AIM OF THE EXERCISE:
From the listing below, copy every line with the word "label".

INFORMATION SUPPLIED:
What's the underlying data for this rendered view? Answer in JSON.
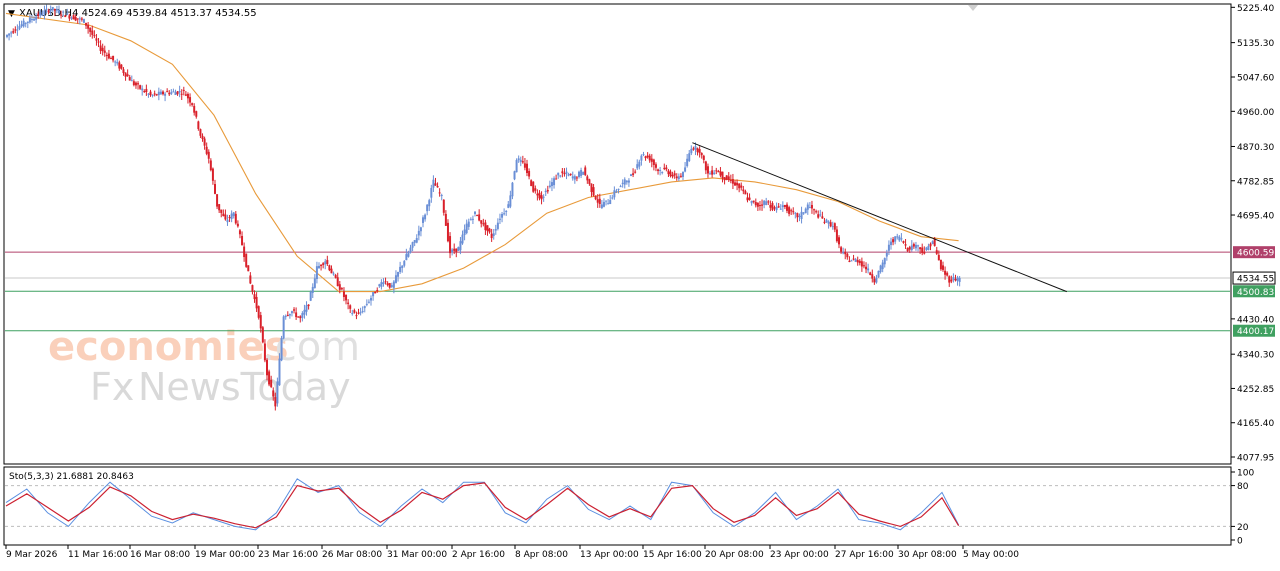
{
  "header": {
    "triangle": "▼",
    "info": "XAUUSD,H4  4524.69 4539.84 4513.37 4534.55"
  },
  "watermark": {
    "brand": "economies",
    "domain": ".com",
    "fx": "Fx",
    "news": "NewsToday"
  },
  "colors": {
    "bull": "#6a8fd6",
    "bear": "#d9202a",
    "ma": "#e89a3a",
    "trend": "#111111",
    "resistance": "#b0406a",
    "support": "#3fa060",
    "stoch_k": "#5a8fe0",
    "stoch_d": "#cc2030"
  },
  "chart_data": [
    {
      "type": "candlestick",
      "symbol": "XAUUSD",
      "timeframe": "H4",
      "ohlc_header": {
        "open": 4524.69,
        "high": 4539.84,
        "low": 4513.37,
        "close": 4534.55
      },
      "ylim": [
        4077.95,
        5290
      ],
      "y_ticks": [
        "5225.40",
        "5135.30",
        "5047.60",
        "4960.00",
        "4870.30",
        "4782.85",
        "4695.40",
        "4600.59",
        "4534.55",
        "4500.83",
        "4430.40",
        "4400.17",
        "4340.30",
        "4252.85",
        "4165.40",
        "4077.95"
      ],
      "x_ticks": [
        "9 Mar 2026",
        "11 Mar 16:00",
        "16 Mar 08:00",
        "19 Mar 00:00",
        "23 Mar 16:00",
        "26 Mar 08:00",
        "31 Mar 00:00",
        "2 Apr 16:00",
        "8 Apr 08:00",
        "13 Apr 00:00",
        "15 Apr 16:00",
        "20 Apr 08:00",
        "23 Apr 00:00",
        "27 Apr 16:00",
        "30 Apr 08:00",
        "5 May 00:00"
      ],
      "price_path": [
        [
          0,
          5150
        ],
        [
          6,
          5175
        ],
        [
          14,
          5200
        ],
        [
          22,
          5222
        ],
        [
          30,
          5205
        ],
        [
          38,
          5190
        ],
        [
          46,
          5120
        ],
        [
          54,
          5080
        ],
        [
          62,
          5030
        ],
        [
          70,
          5000
        ],
        [
          78,
          5008
        ],
        [
          86,
          5010
        ],
        [
          90,
          4980
        ],
        [
          94,
          4900
        ],
        [
          98,
          4840
        ],
        [
          102,
          4720
        ],
        [
          106,
          4680
        ],
        [
          110,
          4700
        ],
        [
          114,
          4620
        ],
        [
          118,
          4520
        ],
        [
          122,
          4440
        ],
        [
          126,
          4290
        ],
        [
          130,
          4210
        ],
        [
          134,
          4440
        ],
        [
          138,
          4450
        ],
        [
          142,
          4430
        ],
        [
          146,
          4470
        ],
        [
          150,
          4560
        ],
        [
          154,
          4580
        ],
        [
          158,
          4540
        ],
        [
          162,
          4500
        ],
        [
          166,
          4450
        ],
        [
          170,
          4440
        ],
        [
          174,
          4470
        ],
        [
          178,
          4500
        ],
        [
          182,
          4530
        ],
        [
          186,
          4510
        ],
        [
          190,
          4560
        ],
        [
          194,
          4600
        ],
        [
          198,
          4640
        ],
        [
          202,
          4700
        ],
        [
          206,
          4780
        ],
        [
          210,
          4740
        ],
        [
          214,
          4600
        ],
        [
          218,
          4610
        ],
        [
          222,
          4670
        ],
        [
          226,
          4700
        ],
        [
          230,
          4670
        ],
        [
          234,
          4640
        ],
        [
          238,
          4690
        ],
        [
          242,
          4720
        ],
        [
          246,
          4840
        ],
        [
          250,
          4820
        ],
        [
          254,
          4760
        ],
        [
          258,
          4740
        ],
        [
          262,
          4770
        ],
        [
          266,
          4800
        ],
        [
          270,
          4800
        ],
        [
          274,
          4790
        ],
        [
          278,
          4810
        ],
        [
          282,
          4760
        ],
        [
          286,
          4720
        ],
        [
          290,
          4730
        ],
        [
          294,
          4760
        ],
        [
          298,
          4780
        ],
        [
          302,
          4800
        ],
        [
          306,
          4850
        ],
        [
          310,
          4840
        ],
        [
          314,
          4810
        ],
        [
          318,
          4810
        ],
        [
          322,
          4790
        ],
        [
          326,
          4800
        ],
        [
          330,
          4870
        ],
        [
          334,
          4860
        ],
        [
          338,
          4800
        ],
        [
          342,
          4810
        ],
        [
          346,
          4790
        ],
        [
          350,
          4780
        ],
        [
          354,
          4760
        ],
        [
          358,
          4730
        ],
        [
          362,
          4720
        ],
        [
          366,
          4730
        ],
        [
          370,
          4710
        ],
        [
          374,
          4720
        ],
        [
          378,
          4700
        ],
        [
          382,
          4690
        ],
        [
          386,
          4720
        ],
        [
          390,
          4700
        ],
        [
          394,
          4680
        ],
        [
          398,
          4670
        ],
        [
          402,
          4600
        ],
        [
          406,
          4580
        ],
        [
          410,
          4580
        ],
        [
          414,
          4560
        ],
        [
          418,
          4530
        ],
        [
          422,
          4570
        ],
        [
          426,
          4630
        ],
        [
          430,
          4640
        ],
        [
          434,
          4610
        ],
        [
          438,
          4620
        ],
        [
          442,
          4600
        ],
        [
          446,
          4630
        ],
        [
          450,
          4560
        ],
        [
          454,
          4530
        ],
        [
          458,
          4534.55
        ]
      ],
      "moving_average": [
        [
          0,
          5210
        ],
        [
          40,
          5180
        ],
        [
          60,
          5140
        ],
        [
          80,
          5080
        ],
        [
          100,
          4950
        ],
        [
          120,
          4750
        ],
        [
          140,
          4590
        ],
        [
          160,
          4500
        ],
        [
          180,
          4500
        ],
        [
          200,
          4520
        ],
        [
          220,
          4560
        ],
        [
          240,
          4620
        ],
        [
          260,
          4700
        ],
        [
          280,
          4740
        ],
        [
          300,
          4760
        ],
        [
          320,
          4780
        ],
        [
          340,
          4790
        ],
        [
          360,
          4780
        ],
        [
          380,
          4760
        ],
        [
          400,
          4730
        ],
        [
          420,
          4680
        ],
        [
          440,
          4640
        ],
        [
          458,
          4630
        ]
      ],
      "trendline": {
        "from": [
          330,
          4880
        ],
        "to": [
          510,
          4500
        ]
      },
      "levels": [
        {
          "label": "4600.59",
          "value": 4600.59,
          "role": "resistance"
        },
        {
          "label": "4534.55",
          "value": 4534.55,
          "role": "current"
        },
        {
          "label": "4500.83",
          "value": 4500.83,
          "role": "support"
        },
        {
          "label": "4400.17",
          "value": 4400.17,
          "role": "support"
        }
      ]
    },
    {
      "type": "line",
      "title": "Sto(5,3,3) 21.6881 20.8463",
      "ylim": [
        0,
        100
      ],
      "y_ticks": [
        "100",
        "80",
        "20",
        "0"
      ],
      "levels": [
        80,
        20
      ],
      "k": [
        [
          0,
          55
        ],
        [
          10,
          75
        ],
        [
          20,
          40
        ],
        [
          30,
          20
        ],
        [
          40,
          55
        ],
        [
          50,
          85
        ],
        [
          60,
          60
        ],
        [
          70,
          35
        ],
        [
          80,
          25
        ],
        [
          90,
          40
        ],
        [
          100,
          30
        ],
        [
          110,
          20
        ],
        [
          120,
          15
        ],
        [
          130,
          40
        ],
        [
          140,
          90
        ],
        [
          150,
          70
        ],
        [
          160,
          80
        ],
        [
          170,
          40
        ],
        [
          180,
          20
        ],
        [
          190,
          50
        ],
        [
          200,
          75
        ],
        [
          210,
          55
        ],
        [
          220,
          85
        ],
        [
          230,
          85
        ],
        [
          240,
          40
        ],
        [
          250,
          25
        ],
        [
          260,
          60
        ],
        [
          270,
          80
        ],
        [
          280,
          45
        ],
        [
          290,
          30
        ],
        [
          300,
          50
        ],
        [
          310,
          30
        ],
        [
          320,
          85
        ],
        [
          330,
          80
        ],
        [
          340,
          40
        ],
        [
          350,
          20
        ],
        [
          360,
          40
        ],
        [
          370,
          70
        ],
        [
          380,
          30
        ],
        [
          390,
          50
        ],
        [
          400,
          75
        ],
        [
          410,
          30
        ],
        [
          420,
          25
        ],
        [
          430,
          15
        ],
        [
          440,
          40
        ],
        [
          450,
          70
        ],
        [
          458,
          22
        ]
      ],
      "d": [
        [
          0,
          50
        ],
        [
          10,
          68
        ],
        [
          20,
          48
        ],
        [
          30,
          28
        ],
        [
          40,
          48
        ],
        [
          50,
          78
        ],
        [
          60,
          65
        ],
        [
          70,
          42
        ],
        [
          80,
          30
        ],
        [
          90,
          38
        ],
        [
          100,
          32
        ],
        [
          110,
          24
        ],
        [
          120,
          18
        ],
        [
          130,
          34
        ],
        [
          140,
          80
        ],
        [
          150,
          72
        ],
        [
          160,
          76
        ],
        [
          170,
          48
        ],
        [
          180,
          26
        ],
        [
          190,
          44
        ],
        [
          200,
          70
        ],
        [
          210,
          60
        ],
        [
          220,
          80
        ],
        [
          230,
          84
        ],
        [
          240,
          48
        ],
        [
          250,
          30
        ],
        [
          260,
          52
        ],
        [
          270,
          76
        ],
        [
          280,
          52
        ],
        [
          290,
          34
        ],
        [
          300,
          46
        ],
        [
          310,
          34
        ],
        [
          320,
          76
        ],
        [
          330,
          80
        ],
        [
          340,
          46
        ],
        [
          350,
          26
        ],
        [
          360,
          36
        ],
        [
          370,
          62
        ],
        [
          380,
          36
        ],
        [
          390,
          46
        ],
        [
          400,
          70
        ],
        [
          410,
          38
        ],
        [
          420,
          28
        ],
        [
          430,
          20
        ],
        [
          440,
          34
        ],
        [
          450,
          62
        ],
        [
          458,
          21
        ]
      ]
    }
  ]
}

REPLY:
          "label": "4600.59",
          "label": "4534.55",
          "label": "4500.83",
          "label": "4400.17",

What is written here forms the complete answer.